▶ Provided records
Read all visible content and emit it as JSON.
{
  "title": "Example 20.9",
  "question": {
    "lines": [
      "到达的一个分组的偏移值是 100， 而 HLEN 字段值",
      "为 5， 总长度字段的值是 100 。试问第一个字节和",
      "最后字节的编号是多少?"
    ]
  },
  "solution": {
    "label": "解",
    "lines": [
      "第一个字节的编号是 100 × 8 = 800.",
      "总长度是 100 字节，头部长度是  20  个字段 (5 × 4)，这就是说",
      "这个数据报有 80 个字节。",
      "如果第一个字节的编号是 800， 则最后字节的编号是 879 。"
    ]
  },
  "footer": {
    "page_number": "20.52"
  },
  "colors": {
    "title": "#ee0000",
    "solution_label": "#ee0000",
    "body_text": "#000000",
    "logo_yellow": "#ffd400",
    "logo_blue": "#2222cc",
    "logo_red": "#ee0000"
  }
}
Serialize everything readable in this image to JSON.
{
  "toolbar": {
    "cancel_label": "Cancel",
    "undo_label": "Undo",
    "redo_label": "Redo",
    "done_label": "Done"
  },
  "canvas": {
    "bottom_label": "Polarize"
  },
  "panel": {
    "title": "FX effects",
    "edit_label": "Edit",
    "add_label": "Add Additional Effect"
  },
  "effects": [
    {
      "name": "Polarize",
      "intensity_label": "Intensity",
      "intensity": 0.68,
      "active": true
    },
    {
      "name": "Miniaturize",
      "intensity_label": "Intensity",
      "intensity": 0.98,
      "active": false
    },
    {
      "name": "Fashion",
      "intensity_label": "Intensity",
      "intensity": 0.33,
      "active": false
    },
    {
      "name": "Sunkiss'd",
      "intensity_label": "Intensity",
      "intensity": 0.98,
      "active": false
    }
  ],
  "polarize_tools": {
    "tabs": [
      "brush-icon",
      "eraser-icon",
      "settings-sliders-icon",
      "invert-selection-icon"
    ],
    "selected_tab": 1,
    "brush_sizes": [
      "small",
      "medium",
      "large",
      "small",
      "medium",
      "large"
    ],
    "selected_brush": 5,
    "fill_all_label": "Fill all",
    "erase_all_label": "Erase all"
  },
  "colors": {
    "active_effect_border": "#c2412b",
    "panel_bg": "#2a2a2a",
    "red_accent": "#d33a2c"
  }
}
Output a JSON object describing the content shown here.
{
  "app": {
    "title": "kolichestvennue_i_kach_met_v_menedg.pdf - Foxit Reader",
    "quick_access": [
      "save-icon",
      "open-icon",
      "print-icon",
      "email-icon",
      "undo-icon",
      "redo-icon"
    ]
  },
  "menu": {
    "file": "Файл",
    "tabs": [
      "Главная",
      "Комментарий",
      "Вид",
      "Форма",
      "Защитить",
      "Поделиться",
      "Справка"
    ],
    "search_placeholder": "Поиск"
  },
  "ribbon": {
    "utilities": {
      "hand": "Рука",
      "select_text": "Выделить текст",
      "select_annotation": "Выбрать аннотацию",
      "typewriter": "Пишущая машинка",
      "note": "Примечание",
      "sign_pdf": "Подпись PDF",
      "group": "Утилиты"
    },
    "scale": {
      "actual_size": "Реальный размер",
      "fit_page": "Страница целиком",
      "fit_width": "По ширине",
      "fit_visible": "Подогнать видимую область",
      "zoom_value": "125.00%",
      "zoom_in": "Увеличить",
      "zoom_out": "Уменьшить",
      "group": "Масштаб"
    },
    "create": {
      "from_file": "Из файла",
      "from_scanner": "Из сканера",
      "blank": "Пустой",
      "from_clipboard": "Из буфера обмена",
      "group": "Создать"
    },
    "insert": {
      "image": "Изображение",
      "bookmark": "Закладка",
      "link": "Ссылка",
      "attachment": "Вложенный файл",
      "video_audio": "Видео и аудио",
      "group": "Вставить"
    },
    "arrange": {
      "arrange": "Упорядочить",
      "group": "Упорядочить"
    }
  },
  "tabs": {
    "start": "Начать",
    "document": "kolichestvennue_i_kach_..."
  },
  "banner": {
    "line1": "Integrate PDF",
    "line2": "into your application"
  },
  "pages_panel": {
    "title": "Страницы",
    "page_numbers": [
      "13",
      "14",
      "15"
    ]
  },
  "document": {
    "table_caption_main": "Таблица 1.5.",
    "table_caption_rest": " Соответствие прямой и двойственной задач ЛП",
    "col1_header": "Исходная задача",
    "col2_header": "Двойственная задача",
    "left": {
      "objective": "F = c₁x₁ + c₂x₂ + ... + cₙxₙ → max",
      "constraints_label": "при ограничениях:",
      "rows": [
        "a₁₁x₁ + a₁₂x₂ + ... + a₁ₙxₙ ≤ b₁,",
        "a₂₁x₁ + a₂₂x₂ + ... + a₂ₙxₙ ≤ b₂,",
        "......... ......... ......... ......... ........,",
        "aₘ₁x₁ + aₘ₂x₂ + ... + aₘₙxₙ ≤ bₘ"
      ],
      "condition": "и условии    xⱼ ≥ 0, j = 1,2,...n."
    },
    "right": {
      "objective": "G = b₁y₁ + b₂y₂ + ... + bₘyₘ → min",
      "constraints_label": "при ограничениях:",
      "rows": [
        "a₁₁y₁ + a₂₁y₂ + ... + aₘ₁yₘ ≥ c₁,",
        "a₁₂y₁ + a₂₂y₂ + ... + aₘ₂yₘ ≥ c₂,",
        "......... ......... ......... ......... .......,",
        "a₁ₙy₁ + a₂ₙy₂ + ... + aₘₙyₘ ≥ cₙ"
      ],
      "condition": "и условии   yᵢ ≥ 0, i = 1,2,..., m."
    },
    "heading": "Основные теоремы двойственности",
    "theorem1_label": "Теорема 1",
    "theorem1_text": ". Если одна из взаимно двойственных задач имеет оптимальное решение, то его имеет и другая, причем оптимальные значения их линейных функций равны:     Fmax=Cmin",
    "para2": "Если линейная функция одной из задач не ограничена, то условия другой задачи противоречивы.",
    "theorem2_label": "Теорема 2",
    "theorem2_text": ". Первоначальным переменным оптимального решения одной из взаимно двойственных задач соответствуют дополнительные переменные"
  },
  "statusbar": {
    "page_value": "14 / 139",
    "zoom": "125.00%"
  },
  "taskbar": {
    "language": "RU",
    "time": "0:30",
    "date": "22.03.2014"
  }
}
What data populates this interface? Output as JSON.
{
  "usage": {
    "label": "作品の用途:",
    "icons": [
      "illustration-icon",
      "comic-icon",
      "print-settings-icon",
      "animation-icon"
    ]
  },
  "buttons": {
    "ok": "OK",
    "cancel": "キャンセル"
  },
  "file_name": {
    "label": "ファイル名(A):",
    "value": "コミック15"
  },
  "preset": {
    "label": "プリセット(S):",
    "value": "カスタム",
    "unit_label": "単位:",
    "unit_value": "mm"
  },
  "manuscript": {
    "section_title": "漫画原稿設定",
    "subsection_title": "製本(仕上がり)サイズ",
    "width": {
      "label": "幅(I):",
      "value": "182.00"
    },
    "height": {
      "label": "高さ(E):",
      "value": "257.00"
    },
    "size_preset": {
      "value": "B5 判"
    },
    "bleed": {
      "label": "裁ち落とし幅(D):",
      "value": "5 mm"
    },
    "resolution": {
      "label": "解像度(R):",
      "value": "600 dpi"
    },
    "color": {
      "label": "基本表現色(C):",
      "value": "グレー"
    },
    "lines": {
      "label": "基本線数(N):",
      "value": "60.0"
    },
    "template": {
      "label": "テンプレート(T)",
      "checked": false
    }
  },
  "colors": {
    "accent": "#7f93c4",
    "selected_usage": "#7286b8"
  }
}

▶ What to work on
Reproduce the full listing above, character for character.

▶ Exercise answer
Read all visible content and emit it as JSON.
{
  "title": "Example 20.9",
  "question": {
    "lines": [
      "到达的一个分组的偏移值是 100， 而 HLEN 字段值",
      "为 5， 总长度字段的值是 100 。试问第一个字节和",
      "最后字节的编号是多少?"
    ]
  },
  "solution": {
    "label": "解",
    "lines": [
      "第一个字节的编号是 100 × 8 = 800.",
      "总长度是 100 字节，头部长度是  20  个字段 (5 × 4)，这就是说",
      "这个数据报有 80 个字节。",
      "如果第一个字节的编号是 800， 则最后字节的编号是 879 。"
    ]
  },
  "footer": {
    "page_number": "20.52"
  },
  "colors": {
    "title": "#ee0000",
    "solution_label": "#ee0000",
    "body_text": "#000000",
    "logo_yellow": "#ffd400",
    "logo_blue": "#2222cc",
    "logo_red": "#ee0000"
  }
}
Serialize everything readable in this image to JSON.
{
  "toolbar": {
    "cancel_label": "Cancel",
    "undo_label": "Undo",
    "redo_label": "Redo",
    "done_label": "Done"
  },
  "canvas": {
    "bottom_label": "Polarize"
  },
  "panel": {
    "title": "FX effects",
    "edit_label": "Edit",
    "add_label": "Add Additional Effect"
  },
  "effects": [
    {
      "name": "Polarize",
      "intensity_label": "Intensity",
      "intensity": 0.68,
      "active": true
    },
    {
      "name": "Miniaturize",
      "intensity_label": "Intensity",
      "intensity": 0.98,
      "active": false
    },
    {
      "name": "Fashion",
      "intensity_label": "Intensity",
      "intensity": 0.33,
      "active": false
    },
    {
      "name": "Sunkiss'd",
      "intensity_label": "Intensity",
      "intensity": 0.98,
      "active": false
    }
  ],
  "polarize_tools": {
    "tabs": [
      "brush-icon",
      "eraser-icon",
      "settings-sliders-icon",
      "invert-selection-icon"
    ],
    "selected_tab": 1,
    "brush_sizes": [
      "small",
      "medium",
      "large",
      "small",
      "medium",
      "large"
    ],
    "selected_brush": 5,
    "fill_all_label": "Fill all",
    "erase_all_label": "Erase all"
  },
  "colors": {
    "active_effect_border": "#c2412b",
    "panel_bg": "#2a2a2a",
    "red_accent": "#d33a2c"
  }
}
Output a JSON object describing the content shown here.
{
  "app": {
    "title": "kolichestvennue_i_kach_met_v_menedg.pdf - Foxit Reader",
    "quick_access": [
      "save-icon",
      "open-icon",
      "print-icon",
      "email-icon",
      "undo-icon",
      "redo-icon"
    ]
  },
  "menu": {
    "file": "Файл",
    "tabs": [
      "Главная",
      "Комментарий",
      "Вид",
      "Форма",
      "Защитить",
      "Поделиться",
      "Справка"
    ],
    "search_placeholder": "Поиск"
  },
  "ribbon": {
    "utilities": {
      "hand": "Рука",
      "select_text": "Выделить текст",
      "select_annotation": "Выбрать аннотацию",
      "typewriter": "Пишущая машинка",
      "note": "Примечание",
      "sign_pdf": "Подпись PDF",
      "group": "Утилиты"
    },
    "scale": {
      "actual_size": "Реальный размер",
      "fit_page": "Страница целиком",
      "fit_width": "По ширине",
      "fit_visible": "Подогнать видимую область",
      "zoom_value": "125.00%",
      "zoom_in": "Увеличить",
      "zoom_out": "Уменьшить",
      "group": "Масштаб"
    },
    "create": {
      "from_file": "Из файла",
      "from_scanner": "Из сканера",
      "blank": "Пустой",
      "from_clipboard": "Из буфера обмена",
      "group": "Создать"
    },
    "insert": {
      "image": "Изображение",
      "bookmark": "Закладка",
      "link": "Ссылка",
      "attachment": "Вложенный файл",
      "video_audio": "Видео и аудио",
      "group": "Вставить"
    },
    "arrange": {
      "arrange": "Упорядочить",
      "group": "Упорядочить"
    }
  },
  "tabs": {
    "start": "Начать",
    "document": "kolichestvennue_i_kach_..."
  },
  "banner": {
    "line1": "Integrate PDF",
    "line2": "into your application"
  },
  "pages_panel": {
    "title": "Страницы",
    "page_numbers": [
      "13",
      "14",
      "15"
    ]
  },
  "document": {
    "table_caption_main": "Таблица 1.5.",
    "table_caption_rest": " Соответствие прямой и двойственной задач ЛП",
    "col1_header": "Исходная задача",
    "col2_header": "Двойственная задача",
    "left": {
      "objective": "F = c₁x₁ + c₂x₂ + ... + cₙxₙ → max",
      "constraints_label": "при ограничениях:",
      "rows": [
        "a₁₁x₁ + a₁₂x₂ + ... + a₁ₙxₙ ≤ b₁,",
        "a₂₁x₁ + a₂₂x₂ + ... + a₂ₙxₙ ≤ b₂,",
        "......... ......... ......... ......... ........,",
        "aₘ₁x₁ + aₘ₂x₂ + ... + aₘₙxₙ ≤ bₘ"
      ],
      "condition": "и условии    xⱼ ≥ 0, j = 1,2,...n."
    },
    "right": {
      "objective": "G = b₁y₁ + b₂y₂ + ... + bₘyₘ → min",
      "constraints_label": "при ограничениях:",
      "rows": [
        "a₁₁y₁ + a₂₁y₂ + ... + aₘ₁yₘ ≥ c₁,",
        "a₁₂y₁ + a₂₂y₂ + ... + aₘ₂yₘ ≥ c₂,",
        "......... ......... ......... ......... .......,",
        "a₁ₙy₁ + a₂ₙy₂ + ... + aₘₙyₘ ≥ cₙ"
      ],
      "condition": "и условии   yᵢ ≥ 0, i = 1,2,..., m."
    },
    "heading": "Основные теоремы двойственности",
    "theorem1_label": "Теорема 1",
    "theorem1_text": ". Если одна из взаимно двойственных задач имеет оптимальное решение, то его имеет и другая, причем оптимальные значения их линейных функций равны:     Fmax=Cmin",
    "para2": "Если линейная функция одной из задач не ограничена, то условия другой задачи противоречивы.",
    "theorem2_label": "Теорема 2",
    "theorem2_text": ". Первоначальным переменным оптимального решения одной из взаимно двойственных задач соответствуют дополнительные переменные"
  },
  "statusbar": {
    "page_value": "14 / 139",
    "zoom": "125.00%"
  },
  "taskbar": {
    "language": "RU",
    "time": "0:30",
    "date": "22.03.2014"
  }
}
What data populates this interface? Output as JSON.
{
  "usage": {
    "label": "作品の用途:",
    "icons": [
      "illustration-icon",
      "comic-icon",
      "print-settings-icon",
      "animation-icon"
    ]
  },
  "buttons": {
    "ok": "OK",
    "cancel": "キャンセル"
  },
  "file_name": {
    "label": "ファイル名(A):",
    "value": "コミック15"
  },
  "preset": {
    "label": "プリセット(S):",
    "value": "カスタム",
    "unit_label": "単位:",
    "unit_value": "mm"
  },
  "manuscript": {
    "section_title": "漫画原稿設定",
    "subsection_title": "製本(仕上がり)サイズ",
    "width": {
      "label": "幅(I):",
      "value": "182.00"
    },
    "height": {
      "label": "高さ(E):",
      "value": "257.00"
    },
    "size_preset": {
      "value": "B5 判"
    },
    "bleed": {
      "label": "裁ち落とし幅(D):",
      "value": "5 mm"
    },
    "resolution": {
      "label": "解像度(R):",
      "value": "600 dpi"
    },
    "color": {
      "label": "基本表現色(C):",
      "value": "グレー"
    },
    "lines": {
      "label": "基本線数(N):",
      "value": "60.0"
    },
    "template": {
      "label": "テンプレート(T)",
      "checked": false
    }
  },
  "colors": {
    "accent": "#7f93c4",
    "selected_usage": "#7286b8"
  }
}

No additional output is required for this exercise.